» Set problem
Substitute "data-label" for "value-label" throughout the part of the listing that opens with the line containing "legend-swatch xyxy=(607,258,635,282)" and runs through the end of the listing. Reproduce only that part, leaving everything else unchanged.
----------------
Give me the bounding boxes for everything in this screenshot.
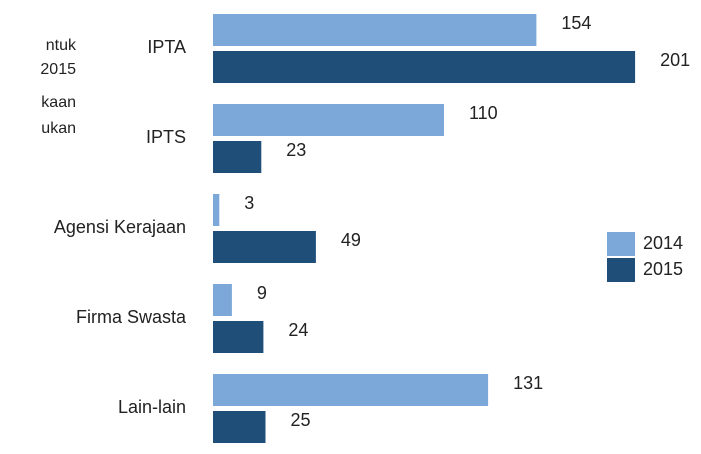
legend-swatch xyxy=(607,258,635,282)
value-label: 9 xyxy=(257,283,267,303)
value-label: 110 xyxy=(469,103,498,123)
category-label: Firma Swasta xyxy=(76,307,187,327)
bar xyxy=(213,321,264,353)
category-label: IPTS xyxy=(146,127,186,147)
bar xyxy=(213,141,262,173)
annotation: ntuk xyxy=(46,37,77,54)
legend-label: 2015 xyxy=(643,259,683,279)
annotation: 2015 xyxy=(40,61,76,78)
value-label: 23 xyxy=(286,140,306,160)
value-label: 49 xyxy=(341,230,361,250)
annotation: kaan xyxy=(41,94,76,111)
bar xyxy=(213,51,636,83)
value-label: 3 xyxy=(244,193,254,213)
bar xyxy=(213,231,316,263)
value-label: 131 xyxy=(513,373,543,393)
bar xyxy=(213,411,266,443)
category-label: IPTA xyxy=(147,37,186,57)
bar xyxy=(213,14,537,46)
annotation: ukan xyxy=(41,120,76,137)
legend-swatch xyxy=(607,232,635,256)
value-label: 25 xyxy=(291,410,311,430)
category-label: Lain-lain xyxy=(118,397,186,417)
category-label: Agensi Kerajaan xyxy=(54,217,186,237)
value-label: 201 xyxy=(660,50,690,70)
value-label: 154 xyxy=(561,13,591,33)
bar xyxy=(213,104,444,136)
bar xyxy=(213,374,489,406)
bar xyxy=(213,284,232,316)
legend-label: 2014 xyxy=(643,233,683,253)
bar xyxy=(213,194,220,226)
value-label: 24 xyxy=(288,320,308,340)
----------------
» Task output
legend-swatch xyxy=(607,258,635,282)
data-label: 9 xyxy=(257,283,267,303)
data-label: 110 xyxy=(469,103,498,123)
category-label: Firma Swasta xyxy=(76,307,187,327)
bar xyxy=(213,321,264,353)
category-label: IPTS xyxy=(146,127,186,147)
bar xyxy=(213,141,262,173)
annotation: ntuk xyxy=(46,37,77,54)
legend-label: 2015 xyxy=(643,259,683,279)
annotation: 2015 xyxy=(40,61,76,78)
data-label: 23 xyxy=(286,140,306,160)
data-label: 49 xyxy=(341,230,361,250)
annotation: kaan xyxy=(41,94,76,111)
bar xyxy=(213,51,636,83)
data-label: 3 xyxy=(244,193,254,213)
bar xyxy=(213,231,316,263)
data-label: 131 xyxy=(513,373,543,393)
bar xyxy=(213,411,266,443)
category-label: IPTA xyxy=(147,37,186,57)
bar xyxy=(213,14,537,46)
annotation: ukan xyxy=(41,120,76,137)
legend-swatch xyxy=(607,232,635,256)
data-label: 25 xyxy=(291,410,311,430)
category-label: Lain-lain xyxy=(118,397,186,417)
category-label: Agensi Kerajaan xyxy=(54,217,186,237)
data-label: 201 xyxy=(660,50,690,70)
data-label: 154 xyxy=(561,13,591,33)
bar xyxy=(213,104,444,136)
bar xyxy=(213,374,489,406)
bar xyxy=(213,284,232,316)
legend-label: 2014 xyxy=(643,233,683,253)
bar xyxy=(213,194,220,226)
data-label: 24 xyxy=(288,320,308,340)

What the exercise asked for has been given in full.